▶ WRITTEN PROBLEM
Sort through the data and copy the lines holding the word "dashed".

###

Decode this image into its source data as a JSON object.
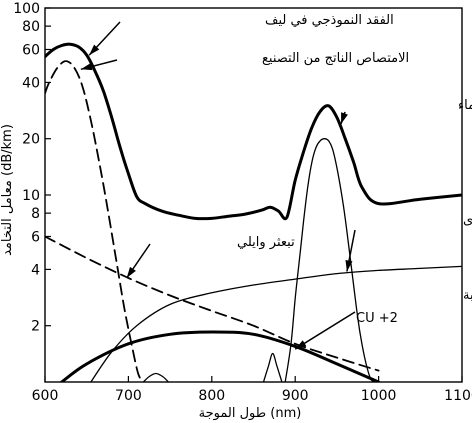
{
  "chart_data": {
    "type": "line",
    "xlabel": "طول الموجة (nm)",
    "ylabel": "معامل التخامد (dB/km)",
    "xlim": [
      600,
      1100
    ],
    "ylim": [
      1,
      100
    ],
    "y_scale": "log",
    "x_ticks": [
      "600",
      "700",
      "800",
      "900",
      "1000",
      "1100"
    ],
    "y_ticks": [
      "2",
      "4",
      "6",
      "8",
      "10",
      "20",
      "40",
      "60",
      "80",
      "100"
    ],
    "series": [
      {
        "id": "total",
        "style": "thick-solid",
        "x": [
          600,
          610,
          620,
          630,
          640,
          650,
          660,
          670,
          680,
          690,
          700,
          710,
          720,
          740,
          760,
          780,
          800,
          820,
          840,
          860,
          870,
          880,
          890,
          900,
          910,
          920,
          930,
          940,
          950,
          960,
          970,
          980,
          1000,
          1050,
          1100
        ],
        "y": [
          55,
          60,
          63,
          64,
          62,
          56,
          46,
          36,
          26,
          18,
          13,
          9.8,
          9.0,
          8.2,
          7.8,
          7.5,
          7.5,
          7.7,
          7.9,
          8.3,
          8.6,
          8.2,
          7.6,
          12,
          17,
          23,
          28,
          30,
          26,
          20,
          15,
          11,
          9,
          9.5,
          10
        ]
      },
      {
        "id": "fabrication",
        "style": "dashed",
        "x": [
          600,
          605,
          615,
          625,
          635,
          645,
          655,
          665,
          675,
          685,
          695,
          705,
          712,
          718
        ],
        "y": [
          35,
          40,
          48,
          52,
          48,
          38,
          25,
          15,
          8.5,
          4.6,
          2.5,
          1.5,
          1.1,
          1.0
        ]
      },
      {
        "id": "rayleigh",
        "style": "dashed",
        "x": [
          600,
          650,
          700,
          750,
          800,
          850,
          900,
          950,
          1000
        ],
        "y": [
          6.0,
          4.6,
          3.6,
          2.9,
          2.4,
          2.0,
          1.6,
          1.35,
          1.15
        ]
      },
      {
        "id": "water",
        "style": "thin-solid",
        "x": [
          888,
          895,
          900,
          905,
          910,
          915,
          920,
          925,
          930,
          935,
          940,
          945,
          950,
          955,
          960,
          965,
          970,
          975,
          980,
          985,
          990,
          994
        ],
        "y": [
          1.0,
          1.6,
          2.8,
          4.5,
          7.2,
          11,
          15,
          18,
          19.5,
          20,
          19.5,
          17.5,
          14,
          10.5,
          7.5,
          5,
          3.3,
          2.2,
          1.6,
          1.25,
          1.05,
          1.0
        ]
      },
      {
        "id": "impurities",
        "style": "thin-solid",
        "x": [
          655,
          680,
          710,
          750,
          800,
          850,
          900,
          950,
          1000,
          1050,
          1100
        ],
        "y": [
          1.0,
          1.45,
          2.0,
          2.6,
          3.0,
          3.3,
          3.55,
          3.8,
          3.95,
          4.05,
          4.15
        ]
      },
      {
        "id": "cu",
        "style": "thick-solid",
        "x": [
          620,
          650,
          700,
          750,
          800,
          850,
          900,
          950,
          1000
        ],
        "y": [
          1.0,
          1.25,
          1.6,
          1.8,
          1.85,
          1.8,
          1.55,
          1.25,
          1.0
        ]
      },
      {
        "id": "bump1",
        "style": "thin-solid",
        "x": [
          718,
          725,
          733,
          741,
          748
        ],
        "y": [
          1.0,
          1.07,
          1.11,
          1.07,
          1.0
        ]
      },
      {
        "id": "bump2",
        "style": "thin-solid",
        "x": [
          862,
          868,
          873,
          878,
          884
        ],
        "y": [
          1.0,
          1.22,
          1.42,
          1.22,
          1.0
        ]
      }
    ],
    "annotations": [
      {
        "id": "total",
        "text": "الفقد النموذجي في ليف"
      },
      {
        "id": "fabrication",
        "text": "الامتصاص الناتج من التصنيع"
      },
      {
        "id": "water",
        "text": "عصابة امتصاص الماء"
      },
      {
        "id": "impurities",
        "text": "امتصاص شوائب أخرى"
      },
      {
        "id": "rayleigh",
        "text": "تبعثر وايلي"
      },
      {
        "id": "cu",
        "text": "امتصاص الشائبة"
      },
      {
        "id": "cu2",
        "text": "CU +2"
      }
    ]
  }
}
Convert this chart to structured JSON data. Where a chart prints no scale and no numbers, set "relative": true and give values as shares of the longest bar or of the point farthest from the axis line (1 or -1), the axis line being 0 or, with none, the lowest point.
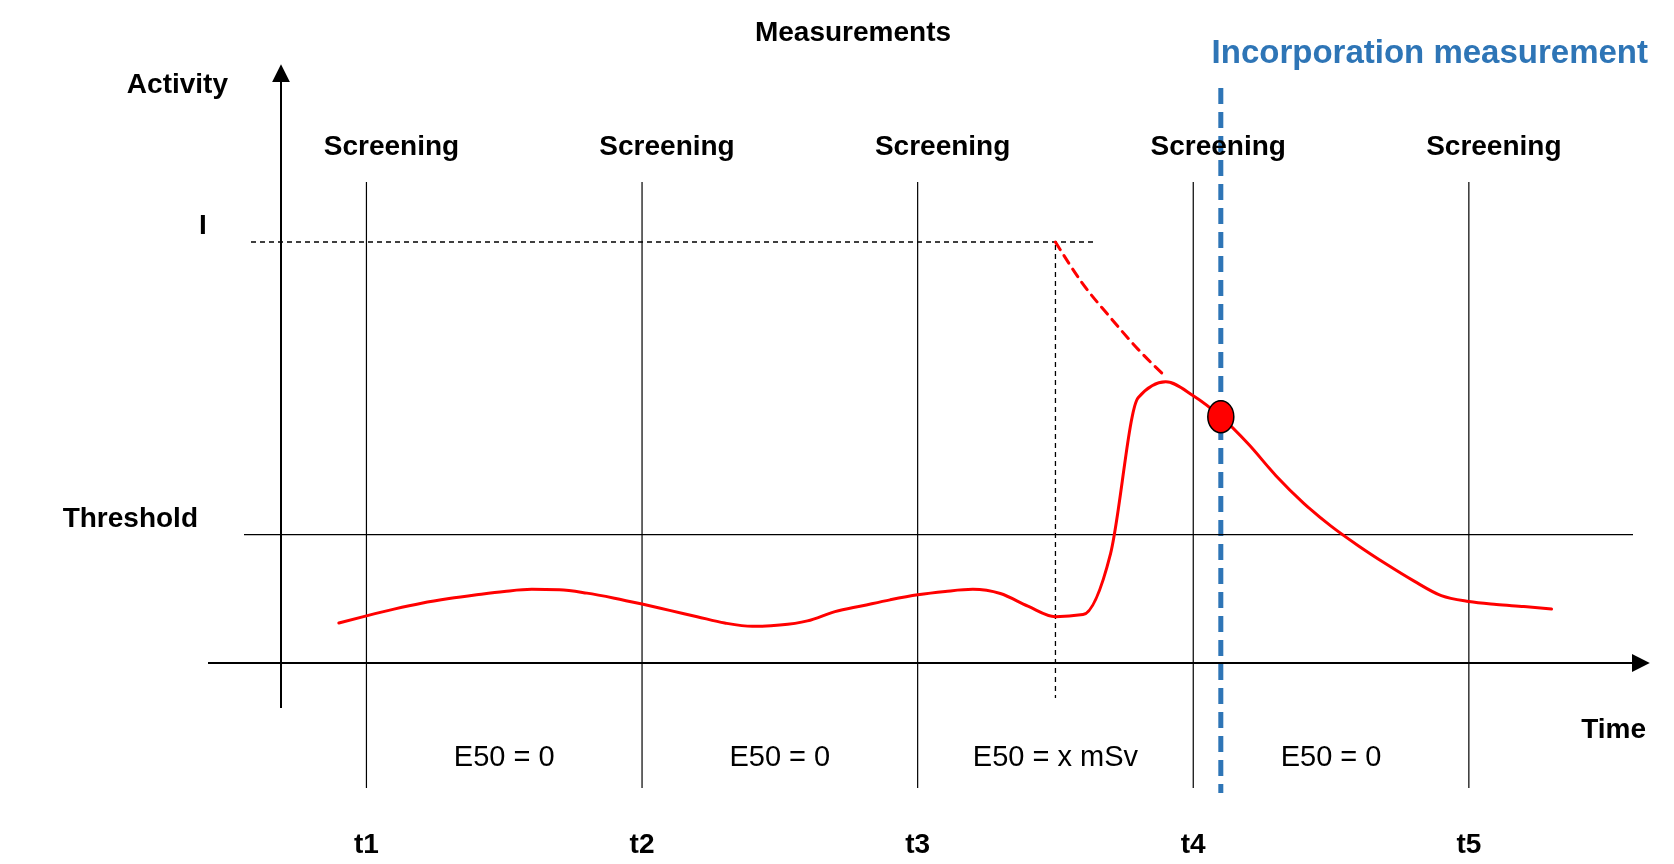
{
  "chart_data": {
    "type": "line",
    "title": "Measurements",
    "xlabel": "Time",
    "relative": true,
    "grid": "x",
    "categories": [
      null,
      null,
      null,
      "t1",
      null,
      null,
      null,
      null,
      null,
      null,
      null,
      null,
      null,
      "t2",
      null,
      null,
      null,
      null,
      null,
      null,
      null,
      null,
      null,
      "t3",
      null,
      null,
      null,
      null,
      null,
      null,
      null,
      null,
      null,
      "t4",
      null,
      null,
      null,
      null,
      null,
      null,
      null,
      null,
      null,
      "t5",
      null,
      null,
      null,
      null,
      null,
      null
    ],
    "series": [
      {
        "color": "#ff0000",
        "line_style": "solid",
        "values": [
          null,
          null,
          0.095,
          0.112,
          0.128,
          0.142,
          0.153,
          0.162,
          0.17,
          0.175,
          0.174,
          0.166,
          0.154,
          0.14,
          0.125,
          0.11,
          0.095,
          0.087,
          0.09,
          0.1,
          0.122,
          0.136,
          0.15,
          0.162,
          0.17,
          0.175,
          0.165,
          0.135,
          0.11,
          0.115,
          0.26,
          0.63,
          0.668,
          0.635,
          0.585,
          0.52,
          0.445,
          0.38,
          0.325,
          0.278,
          0.235,
          0.195,
          0.16,
          0.146,
          0.139,
          0.134,
          0.128,
          null,
          null,
          null
        ]
      },
      {
        "color": "#ff0000",
        "line_style": "dashed",
        "values": [
          null,
          null,
          null,
          null,
          null,
          null,
          null,
          null,
          null,
          null,
          null,
          null,
          null,
          null,
          null,
          null,
          null,
          null,
          null,
          null,
          null,
          null,
          null,
          null,
          null,
          null,
          null,
          null,
          1.0,
          0.9,
          0.82,
          0.745,
          0.68,
          null,
          null,
          null,
          null,
          null,
          null,
          null,
          null,
          null,
          null,
          null,
          null,
          null,
          null,
          null,
          null,
          null
        ]
      },
      {
        "type": "scatter",
        "color": "#ff0000",
        "marker": "circle",
        "values": [
          null,
          null,
          null,
          null,
          null,
          null,
          null,
          null,
          null,
          null,
          null,
          null,
          null,
          null,
          null,
          null,
          null,
          null,
          null,
          null,
          null,
          null,
          null,
          null,
          null,
          null,
          null,
          null,
          null,
          null,
          null,
          null,
          null,
          null,
          0.585,
          null,
          null,
          null,
          null,
          null,
          null,
          null,
          null,
          null,
          null,
          null,
          null,
          null,
          null,
          null
        ]
      }
    ],
    "ref_lines": [
      {
        "axis": "y",
        "value": 1.0,
        "label": "I",
        "color": "#000000",
        "line_style": "dashed"
      },
      {
        "axis": "y",
        "value": 0.305,
        "label": "Threshold",
        "color": "#000000",
        "line_style": "solid"
      }
    ],
    "annotations": [
      "Screening",
      "Screening",
      "Screening",
      "Screening",
      "Screening",
      "E50 = 0",
      "E50 = 0",
      "E50 = x mSv",
      "E50 = 0",
      "Incorporation measurement",
      "Activity"
    ]
  }
}
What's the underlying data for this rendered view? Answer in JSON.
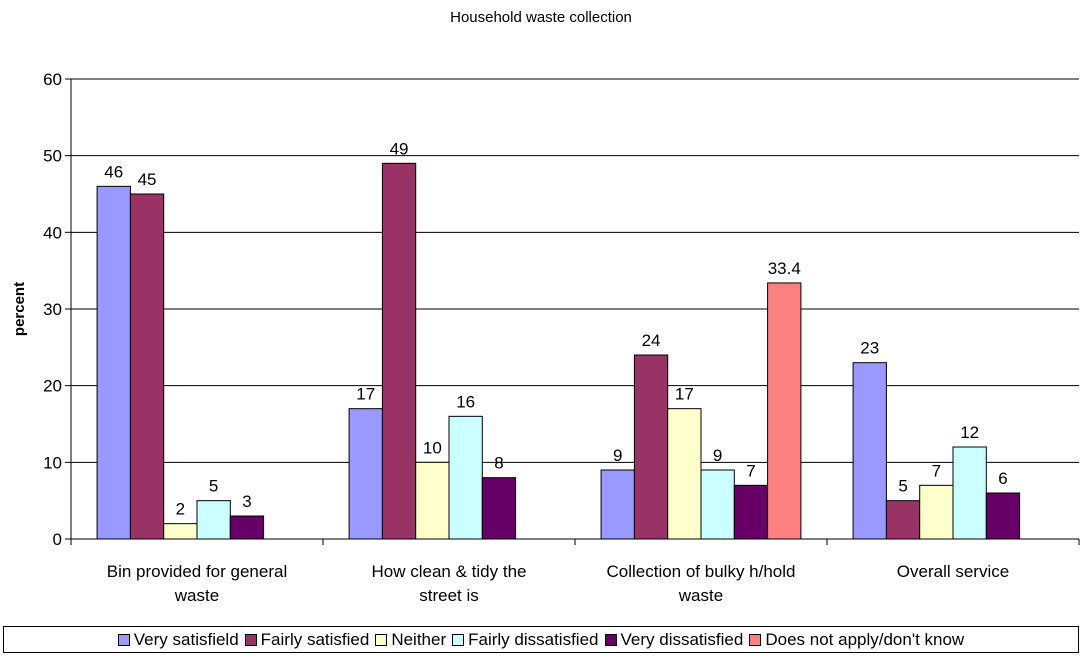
{
  "chart_data": {
    "type": "bar",
    "title": "Household waste collection",
    "xlabel": "",
    "ylabel": "percent",
    "ylim": [
      0,
      60
    ],
    "yticks": [
      0,
      10,
      20,
      30,
      40,
      50,
      60
    ],
    "grid": true,
    "legend_position": "bottom",
    "categories": [
      [
        "Bin provided for general",
        "waste"
      ],
      [
        "How clean & tidy the",
        "street is"
      ],
      [
        "Collection of bulky h/hold",
        "waste"
      ],
      [
        "Overall service"
      ]
    ],
    "series": [
      {
        "name": "Very satisfield",
        "color": "#9999ff",
        "values": [
          46,
          17,
          9,
          23
        ],
        "labels": [
          "46",
          "17",
          "9",
          "23"
        ]
      },
      {
        "name": "Fairly satisfied",
        "color": "#993366",
        "values": [
          45,
          49,
          24,
          5
        ],
        "labels": [
          "45",
          "49",
          "24",
          "5"
        ]
      },
      {
        "name": "Neither",
        "color": "#ffffcc",
        "values": [
          2,
          10,
          17,
          7
        ],
        "labels": [
          "2",
          "10",
          "17",
          "7"
        ]
      },
      {
        "name": "Fairly dissatisfied",
        "color": "#ccffff",
        "values": [
          5,
          16,
          9,
          12
        ],
        "labels": [
          "5",
          "16",
          "9",
          "12"
        ]
      },
      {
        "name": "Very dissatisfied",
        "color": "#660066",
        "values": [
          3,
          8,
          7,
          6
        ],
        "labels": [
          "3",
          "8",
          "7",
          "6"
        ]
      },
      {
        "name": "Does not apply/don't know",
        "color": "#ff8080",
        "values": [
          null,
          null,
          33.4,
          null
        ],
        "labels": [
          "",
          "",
          "33.4",
          ""
        ]
      }
    ]
  }
}
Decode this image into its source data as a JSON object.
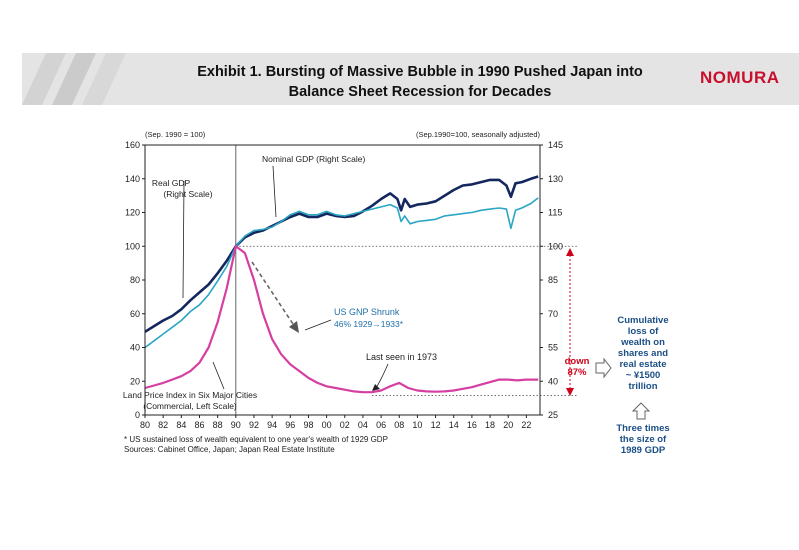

###

▶ FINAL RESULT
        "style": "dashed",
        "style": "dashed",
        "line_style": "dashed",
        "line_style": "dashed"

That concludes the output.